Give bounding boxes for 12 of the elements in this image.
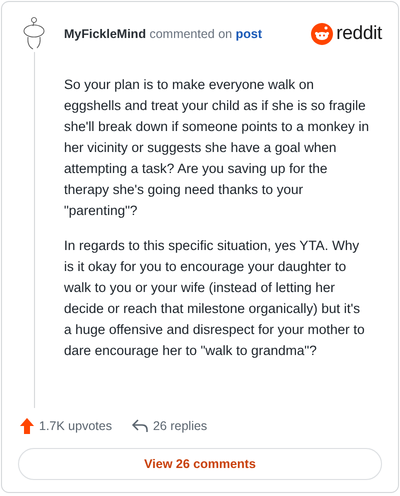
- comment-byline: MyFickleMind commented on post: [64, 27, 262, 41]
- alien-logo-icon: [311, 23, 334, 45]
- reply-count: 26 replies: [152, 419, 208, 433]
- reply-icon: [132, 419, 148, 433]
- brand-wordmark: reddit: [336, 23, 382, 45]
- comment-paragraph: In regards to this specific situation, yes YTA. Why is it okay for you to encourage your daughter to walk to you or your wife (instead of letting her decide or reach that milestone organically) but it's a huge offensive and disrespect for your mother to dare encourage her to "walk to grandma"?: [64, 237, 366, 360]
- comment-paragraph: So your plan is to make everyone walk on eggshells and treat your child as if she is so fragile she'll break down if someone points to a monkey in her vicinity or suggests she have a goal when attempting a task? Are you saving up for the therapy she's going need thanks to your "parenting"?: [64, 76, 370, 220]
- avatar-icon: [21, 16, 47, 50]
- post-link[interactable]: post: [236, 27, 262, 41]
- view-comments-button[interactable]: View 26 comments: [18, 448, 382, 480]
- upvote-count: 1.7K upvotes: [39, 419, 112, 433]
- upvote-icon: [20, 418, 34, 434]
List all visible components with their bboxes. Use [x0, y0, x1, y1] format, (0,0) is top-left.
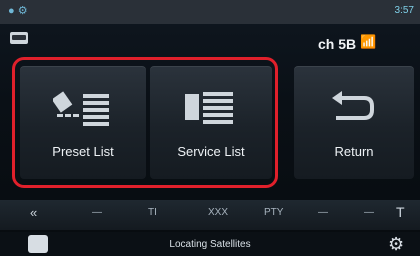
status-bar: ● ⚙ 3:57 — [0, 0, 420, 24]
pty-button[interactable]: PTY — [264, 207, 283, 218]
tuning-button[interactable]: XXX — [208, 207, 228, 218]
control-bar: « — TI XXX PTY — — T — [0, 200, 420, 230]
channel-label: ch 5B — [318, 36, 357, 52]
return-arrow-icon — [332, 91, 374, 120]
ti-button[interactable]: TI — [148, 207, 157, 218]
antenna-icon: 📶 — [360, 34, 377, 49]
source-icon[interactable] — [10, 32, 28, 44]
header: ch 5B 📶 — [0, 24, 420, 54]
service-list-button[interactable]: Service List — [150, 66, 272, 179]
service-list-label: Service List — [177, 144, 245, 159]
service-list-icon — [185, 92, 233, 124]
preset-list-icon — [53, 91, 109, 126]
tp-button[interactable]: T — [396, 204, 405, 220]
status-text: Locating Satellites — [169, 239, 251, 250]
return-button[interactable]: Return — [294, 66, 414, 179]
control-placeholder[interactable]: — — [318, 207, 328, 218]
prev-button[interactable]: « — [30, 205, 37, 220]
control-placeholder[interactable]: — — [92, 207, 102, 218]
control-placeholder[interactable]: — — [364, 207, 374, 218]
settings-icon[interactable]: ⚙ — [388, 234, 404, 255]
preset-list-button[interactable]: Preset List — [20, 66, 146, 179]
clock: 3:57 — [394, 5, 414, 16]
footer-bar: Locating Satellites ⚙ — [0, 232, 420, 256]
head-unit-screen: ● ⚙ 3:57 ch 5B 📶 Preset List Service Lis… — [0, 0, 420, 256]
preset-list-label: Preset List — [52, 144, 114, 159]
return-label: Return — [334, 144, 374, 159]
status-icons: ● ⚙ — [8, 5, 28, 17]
****************************************
* Short task *
Update the entries starting at the beginning and ending at the line containing "List all visible", replacing "comment-paragraph" with "comment-text" and leaving everything else unchanged. Leave the pictures out of your answer.

* Finished exercise *
Give bounding boxes for 12 of the elements in this image.
- comment-byline: MyFickleMind commented on post: [64, 27, 262, 41]
- alien-logo-icon: [311, 23, 334, 45]
- reply-count: 26 replies: [152, 419, 208, 433]
- reply-icon: [132, 419, 148, 433]
- brand-wordmark: reddit: [336, 23, 382, 45]
- comment-text: In regards to this specific situation, yes YTA. Why is it okay for you to encourage your daughter to walk to you or your wife (instead of letting her decide or reach that milestone organically) but it's a huge offensive and disrespect for your mother to dare encourage her to "walk to grandma"?: [64, 237, 366, 360]
- comment-text: So your plan is to make everyone walk on eggshells and treat your child as if she is so fragile she'll break down if someone points to a monkey in her vicinity or suggests she have a goal when attempting a task? Are you saving up for the therapy she's going need thanks to your "parenting"?: [64, 76, 370, 220]
- avatar-icon: [21, 16, 47, 50]
- post-link[interactable]: post: [236, 27, 262, 41]
- view-comments-button[interactable]: View 26 comments: [18, 448, 382, 480]
- upvote-count: 1.7K upvotes: [39, 419, 112, 433]
- upvote-icon: [20, 418, 34, 434]
List all visible components with their bboxes. Use [x0, y0, x1, y1] format, (0,0) is top-left.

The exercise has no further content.